» TASK INPUTS
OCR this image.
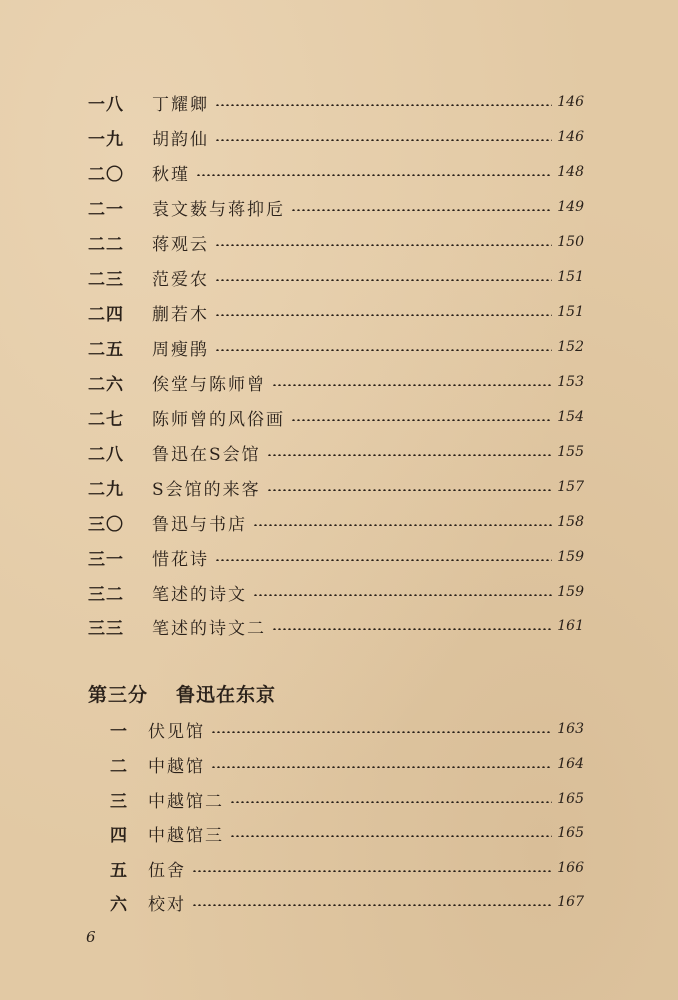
一八	丁耀卿	146
一九	胡韵仙	146
二〇	秋瑾	148
二一	袁文薮与蒋抑卮	149
二二	蒋观云	150
二三	范爱农	151
二四	蒯若木	151
二五	周瘦鹃	152
二六	俟堂与陈师曾	153
二七	陈师曾的风俗画	154
二八	鲁迅在S会馆	155
二九	S会馆的来客	157
三〇	鲁迅与书店	158
三一	惜花诗	159
三二	笔述的诗文	159
三三	笔述的诗文二	161
第三分 鲁迅在东京
一 伏见馆	163
二 中越馆	164
三 中越馆二	165
四 中越馆三	165
五 伍舍	166
六 校对	167
6
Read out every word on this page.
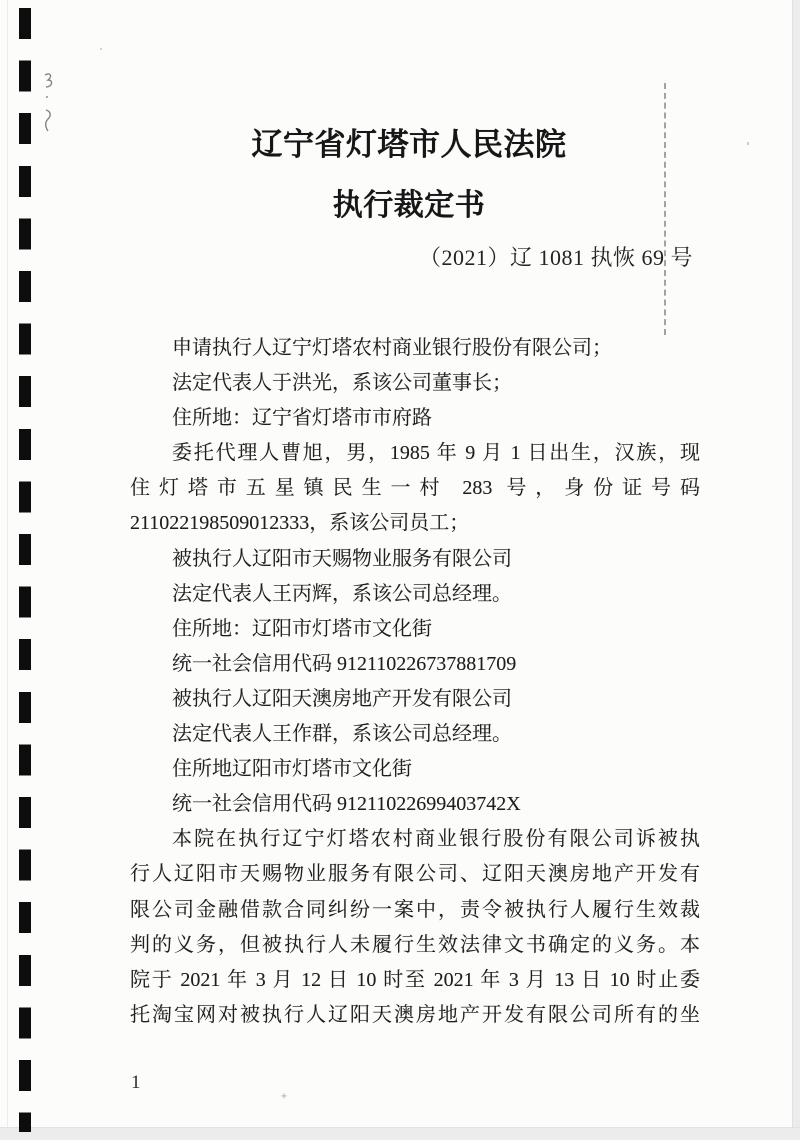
+
辽宁省灯塔市人民法院
执行裁定书
（2021）辽 1081 执恢 69 号
申请执行人辽宁灯塔农村商业银行股份有限公司；
法定代表人于洪光，系该公司董事长；
住所地：辽宁省灯塔市市府路
委托代理人曹旭，男，1985 年 9 月 1 日出生，汉族，现
住灯塔市五星镇民生一村 283 号，身份证号码
211022198509012333，系该公司员工；
被执行人辽阳市天赐物业服务有限公司
法定代表人王丙辉，系该公司总经理。
住所地：辽阳市灯塔市文化街
统一社会信用代码 912110226737881709
被执行人辽阳天澳房地产开发有限公司
法定代表人王作群，系该公司总经理。
住所地辽阳市灯塔市文化街
统一社会信用代码 91211022699403742X
本院在执行辽宁灯塔农村商业银行股份有限公司诉被执
行人辽阳市天赐物业服务有限公司、辽阳天澳房地产开发有
限公司金融借款合同纠纷一案中，责令被执行人履行生效裁
判的义务，但被执行人未履行生效法律文书确定的义务。本
院于 2021 年 3 月 12 日 10 时至 2021 年 3 月 13 日 10 时止委
托淘宝网对被执行人辽阳天澳房地产开发有限公司所有的坐
1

» EXERCISE
Copy down every line of the material above that includes the string "this".

» RESULT
OCR this image.
Read out every word on this page.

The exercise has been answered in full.